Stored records

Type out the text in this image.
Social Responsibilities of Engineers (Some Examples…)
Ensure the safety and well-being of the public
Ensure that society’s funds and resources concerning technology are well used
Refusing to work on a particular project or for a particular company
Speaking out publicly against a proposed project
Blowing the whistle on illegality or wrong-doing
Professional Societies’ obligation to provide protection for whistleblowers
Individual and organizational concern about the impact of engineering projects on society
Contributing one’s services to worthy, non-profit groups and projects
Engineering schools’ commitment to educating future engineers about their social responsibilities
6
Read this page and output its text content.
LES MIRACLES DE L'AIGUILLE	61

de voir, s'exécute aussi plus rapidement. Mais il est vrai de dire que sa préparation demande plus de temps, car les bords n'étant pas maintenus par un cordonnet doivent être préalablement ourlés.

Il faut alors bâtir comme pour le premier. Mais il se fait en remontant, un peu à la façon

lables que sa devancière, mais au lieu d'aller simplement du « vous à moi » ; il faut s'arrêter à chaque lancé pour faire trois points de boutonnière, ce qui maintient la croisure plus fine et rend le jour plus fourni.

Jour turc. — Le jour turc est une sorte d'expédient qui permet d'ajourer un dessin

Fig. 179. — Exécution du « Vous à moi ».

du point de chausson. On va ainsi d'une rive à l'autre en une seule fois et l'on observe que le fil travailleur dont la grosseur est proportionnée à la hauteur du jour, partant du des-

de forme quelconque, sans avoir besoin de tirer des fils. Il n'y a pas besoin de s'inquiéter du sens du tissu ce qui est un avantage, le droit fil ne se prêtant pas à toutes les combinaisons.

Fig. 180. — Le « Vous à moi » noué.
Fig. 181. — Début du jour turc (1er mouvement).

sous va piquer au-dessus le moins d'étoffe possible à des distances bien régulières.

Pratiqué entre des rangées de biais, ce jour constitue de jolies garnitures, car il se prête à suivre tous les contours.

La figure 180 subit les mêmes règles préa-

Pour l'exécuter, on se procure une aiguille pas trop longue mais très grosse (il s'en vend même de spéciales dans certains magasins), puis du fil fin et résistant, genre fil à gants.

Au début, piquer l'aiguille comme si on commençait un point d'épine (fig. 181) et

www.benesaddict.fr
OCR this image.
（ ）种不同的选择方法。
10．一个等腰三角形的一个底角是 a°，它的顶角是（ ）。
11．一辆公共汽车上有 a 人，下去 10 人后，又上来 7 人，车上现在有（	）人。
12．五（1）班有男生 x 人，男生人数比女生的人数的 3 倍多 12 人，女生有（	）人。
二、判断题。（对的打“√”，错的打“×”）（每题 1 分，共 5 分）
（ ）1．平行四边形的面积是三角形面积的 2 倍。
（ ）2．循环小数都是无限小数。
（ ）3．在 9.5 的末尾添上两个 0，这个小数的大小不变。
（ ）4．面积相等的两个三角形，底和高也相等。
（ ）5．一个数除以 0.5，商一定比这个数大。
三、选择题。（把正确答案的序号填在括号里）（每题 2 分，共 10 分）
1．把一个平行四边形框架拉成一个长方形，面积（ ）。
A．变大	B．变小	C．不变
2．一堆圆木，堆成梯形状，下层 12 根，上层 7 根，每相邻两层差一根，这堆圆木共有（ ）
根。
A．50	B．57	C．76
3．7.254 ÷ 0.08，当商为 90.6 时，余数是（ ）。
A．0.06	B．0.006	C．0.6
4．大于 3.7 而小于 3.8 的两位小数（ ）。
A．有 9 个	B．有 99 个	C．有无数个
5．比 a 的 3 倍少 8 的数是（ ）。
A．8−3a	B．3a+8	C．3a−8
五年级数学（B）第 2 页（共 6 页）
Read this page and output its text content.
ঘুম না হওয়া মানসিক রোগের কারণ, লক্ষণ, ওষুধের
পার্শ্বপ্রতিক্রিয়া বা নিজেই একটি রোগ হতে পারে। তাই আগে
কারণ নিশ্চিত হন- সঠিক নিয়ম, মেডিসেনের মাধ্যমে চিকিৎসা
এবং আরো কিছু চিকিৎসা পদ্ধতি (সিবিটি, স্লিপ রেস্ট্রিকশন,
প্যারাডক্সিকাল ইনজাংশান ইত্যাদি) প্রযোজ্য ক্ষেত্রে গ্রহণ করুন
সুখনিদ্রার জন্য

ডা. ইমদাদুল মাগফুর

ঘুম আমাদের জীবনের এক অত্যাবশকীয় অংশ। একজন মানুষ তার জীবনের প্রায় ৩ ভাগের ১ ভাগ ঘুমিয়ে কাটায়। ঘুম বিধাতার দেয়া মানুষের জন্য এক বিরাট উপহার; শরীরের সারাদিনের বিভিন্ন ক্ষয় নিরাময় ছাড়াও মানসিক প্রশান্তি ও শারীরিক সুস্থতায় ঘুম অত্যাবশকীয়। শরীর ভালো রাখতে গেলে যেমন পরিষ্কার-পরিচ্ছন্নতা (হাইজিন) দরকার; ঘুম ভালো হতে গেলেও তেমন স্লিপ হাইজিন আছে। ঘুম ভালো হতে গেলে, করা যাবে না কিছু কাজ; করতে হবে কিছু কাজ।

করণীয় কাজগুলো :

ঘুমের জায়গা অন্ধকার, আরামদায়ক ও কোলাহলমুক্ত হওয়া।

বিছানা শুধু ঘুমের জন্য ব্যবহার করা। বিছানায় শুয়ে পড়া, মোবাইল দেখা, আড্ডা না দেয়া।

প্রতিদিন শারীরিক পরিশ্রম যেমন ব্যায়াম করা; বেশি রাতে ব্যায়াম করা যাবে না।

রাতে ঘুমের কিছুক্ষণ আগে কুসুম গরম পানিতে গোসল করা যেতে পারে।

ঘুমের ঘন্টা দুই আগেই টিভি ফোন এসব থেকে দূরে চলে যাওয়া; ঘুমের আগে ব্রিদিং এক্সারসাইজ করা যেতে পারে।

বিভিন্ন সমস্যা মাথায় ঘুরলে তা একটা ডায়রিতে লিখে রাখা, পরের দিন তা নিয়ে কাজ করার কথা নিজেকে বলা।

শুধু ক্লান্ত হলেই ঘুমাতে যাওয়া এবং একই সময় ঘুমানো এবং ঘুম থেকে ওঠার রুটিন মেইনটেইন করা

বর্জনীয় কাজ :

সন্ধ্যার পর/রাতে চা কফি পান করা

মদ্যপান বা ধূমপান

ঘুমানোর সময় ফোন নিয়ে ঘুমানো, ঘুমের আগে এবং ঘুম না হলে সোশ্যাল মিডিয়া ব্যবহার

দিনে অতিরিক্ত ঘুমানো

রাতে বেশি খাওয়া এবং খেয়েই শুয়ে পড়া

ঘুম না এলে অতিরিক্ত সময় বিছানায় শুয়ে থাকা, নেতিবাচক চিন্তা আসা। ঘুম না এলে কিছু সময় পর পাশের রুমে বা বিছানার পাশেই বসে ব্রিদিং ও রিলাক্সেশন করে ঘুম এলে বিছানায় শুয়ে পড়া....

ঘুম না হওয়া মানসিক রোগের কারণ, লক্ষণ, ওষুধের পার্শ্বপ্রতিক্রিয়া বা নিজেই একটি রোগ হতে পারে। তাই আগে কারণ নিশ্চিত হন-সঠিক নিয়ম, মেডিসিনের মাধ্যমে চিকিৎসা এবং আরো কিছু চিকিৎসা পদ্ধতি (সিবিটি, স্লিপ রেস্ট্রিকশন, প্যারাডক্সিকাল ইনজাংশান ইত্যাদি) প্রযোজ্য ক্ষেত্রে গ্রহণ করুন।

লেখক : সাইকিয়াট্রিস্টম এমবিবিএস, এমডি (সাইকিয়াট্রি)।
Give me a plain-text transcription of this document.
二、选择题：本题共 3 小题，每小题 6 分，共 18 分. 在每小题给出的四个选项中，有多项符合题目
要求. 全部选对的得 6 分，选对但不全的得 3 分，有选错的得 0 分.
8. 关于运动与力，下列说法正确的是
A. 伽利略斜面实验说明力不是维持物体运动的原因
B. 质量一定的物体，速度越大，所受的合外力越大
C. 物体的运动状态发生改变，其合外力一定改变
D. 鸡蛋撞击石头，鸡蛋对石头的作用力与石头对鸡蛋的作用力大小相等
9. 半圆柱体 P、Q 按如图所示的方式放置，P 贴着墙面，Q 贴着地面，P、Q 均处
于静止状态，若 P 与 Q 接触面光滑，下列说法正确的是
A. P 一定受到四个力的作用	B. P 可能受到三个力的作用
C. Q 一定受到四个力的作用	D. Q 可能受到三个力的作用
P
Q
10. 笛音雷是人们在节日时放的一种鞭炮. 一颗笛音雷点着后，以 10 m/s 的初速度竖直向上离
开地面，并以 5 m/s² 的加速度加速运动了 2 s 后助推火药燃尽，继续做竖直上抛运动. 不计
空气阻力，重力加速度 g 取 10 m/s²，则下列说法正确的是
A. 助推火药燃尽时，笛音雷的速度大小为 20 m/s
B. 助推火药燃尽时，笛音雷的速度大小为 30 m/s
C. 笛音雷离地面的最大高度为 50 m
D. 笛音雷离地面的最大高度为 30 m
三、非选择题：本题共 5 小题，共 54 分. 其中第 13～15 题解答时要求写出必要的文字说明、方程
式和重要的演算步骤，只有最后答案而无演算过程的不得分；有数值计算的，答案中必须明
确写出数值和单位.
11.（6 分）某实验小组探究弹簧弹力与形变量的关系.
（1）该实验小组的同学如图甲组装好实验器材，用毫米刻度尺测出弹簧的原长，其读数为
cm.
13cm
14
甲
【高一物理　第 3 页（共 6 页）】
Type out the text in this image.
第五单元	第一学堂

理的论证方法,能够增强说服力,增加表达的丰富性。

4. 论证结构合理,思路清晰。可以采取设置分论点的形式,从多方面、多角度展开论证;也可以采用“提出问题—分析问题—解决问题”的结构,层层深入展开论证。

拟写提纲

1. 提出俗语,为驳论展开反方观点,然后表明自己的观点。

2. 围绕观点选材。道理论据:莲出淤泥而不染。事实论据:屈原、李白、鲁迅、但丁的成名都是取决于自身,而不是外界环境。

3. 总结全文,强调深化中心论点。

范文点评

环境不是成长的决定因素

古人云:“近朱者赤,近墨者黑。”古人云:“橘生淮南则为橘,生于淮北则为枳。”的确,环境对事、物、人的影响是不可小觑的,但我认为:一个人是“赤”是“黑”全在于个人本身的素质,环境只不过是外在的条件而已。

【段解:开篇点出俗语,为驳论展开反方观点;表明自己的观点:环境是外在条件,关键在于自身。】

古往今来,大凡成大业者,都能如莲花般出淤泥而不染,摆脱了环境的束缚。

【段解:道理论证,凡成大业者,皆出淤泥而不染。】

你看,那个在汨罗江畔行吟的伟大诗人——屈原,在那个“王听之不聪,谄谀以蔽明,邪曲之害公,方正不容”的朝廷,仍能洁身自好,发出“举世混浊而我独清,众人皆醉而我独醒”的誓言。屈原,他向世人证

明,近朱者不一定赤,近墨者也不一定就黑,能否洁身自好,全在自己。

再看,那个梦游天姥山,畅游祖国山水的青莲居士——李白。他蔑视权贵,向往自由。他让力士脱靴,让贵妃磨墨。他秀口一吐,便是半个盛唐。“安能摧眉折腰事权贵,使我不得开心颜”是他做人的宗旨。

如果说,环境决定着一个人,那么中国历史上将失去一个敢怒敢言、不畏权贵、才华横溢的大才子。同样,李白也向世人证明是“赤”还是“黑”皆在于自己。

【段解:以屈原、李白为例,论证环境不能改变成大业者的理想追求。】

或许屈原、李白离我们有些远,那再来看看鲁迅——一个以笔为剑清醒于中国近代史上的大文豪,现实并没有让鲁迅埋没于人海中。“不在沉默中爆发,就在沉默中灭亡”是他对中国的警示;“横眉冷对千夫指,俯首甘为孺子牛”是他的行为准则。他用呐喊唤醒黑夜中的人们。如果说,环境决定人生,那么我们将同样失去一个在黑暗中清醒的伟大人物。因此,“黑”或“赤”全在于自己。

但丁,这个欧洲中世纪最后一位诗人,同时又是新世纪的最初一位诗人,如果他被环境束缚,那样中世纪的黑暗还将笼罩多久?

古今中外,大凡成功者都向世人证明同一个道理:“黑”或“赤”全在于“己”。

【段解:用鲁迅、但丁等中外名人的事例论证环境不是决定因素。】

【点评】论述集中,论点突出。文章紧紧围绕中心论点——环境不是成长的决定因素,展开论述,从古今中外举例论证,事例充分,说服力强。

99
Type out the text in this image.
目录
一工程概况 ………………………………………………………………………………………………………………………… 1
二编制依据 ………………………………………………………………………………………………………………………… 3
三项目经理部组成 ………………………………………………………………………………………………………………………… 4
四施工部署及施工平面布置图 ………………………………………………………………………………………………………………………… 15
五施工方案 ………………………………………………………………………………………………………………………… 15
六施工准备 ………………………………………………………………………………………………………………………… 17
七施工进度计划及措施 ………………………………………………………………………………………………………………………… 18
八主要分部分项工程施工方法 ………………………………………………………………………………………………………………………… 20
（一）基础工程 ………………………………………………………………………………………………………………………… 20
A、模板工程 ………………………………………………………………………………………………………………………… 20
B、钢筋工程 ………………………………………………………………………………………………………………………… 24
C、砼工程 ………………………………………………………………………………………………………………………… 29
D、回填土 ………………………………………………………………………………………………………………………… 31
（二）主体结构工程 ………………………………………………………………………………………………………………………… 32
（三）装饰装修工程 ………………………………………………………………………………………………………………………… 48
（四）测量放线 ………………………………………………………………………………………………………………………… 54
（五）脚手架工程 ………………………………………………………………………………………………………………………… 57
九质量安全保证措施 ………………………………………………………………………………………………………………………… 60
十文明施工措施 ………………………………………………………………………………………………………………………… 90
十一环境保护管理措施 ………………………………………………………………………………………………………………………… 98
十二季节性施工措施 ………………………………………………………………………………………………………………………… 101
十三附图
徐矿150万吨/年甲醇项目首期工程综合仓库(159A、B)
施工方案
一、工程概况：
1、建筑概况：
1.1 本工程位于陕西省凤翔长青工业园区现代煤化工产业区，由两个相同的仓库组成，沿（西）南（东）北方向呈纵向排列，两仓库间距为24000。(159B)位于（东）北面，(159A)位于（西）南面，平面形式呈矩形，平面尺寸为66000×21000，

SHORT PROBLEM: State the count of lines in the data holding the word "Ensure", adding nothing to it.

EXERCISE OUTPUT: 2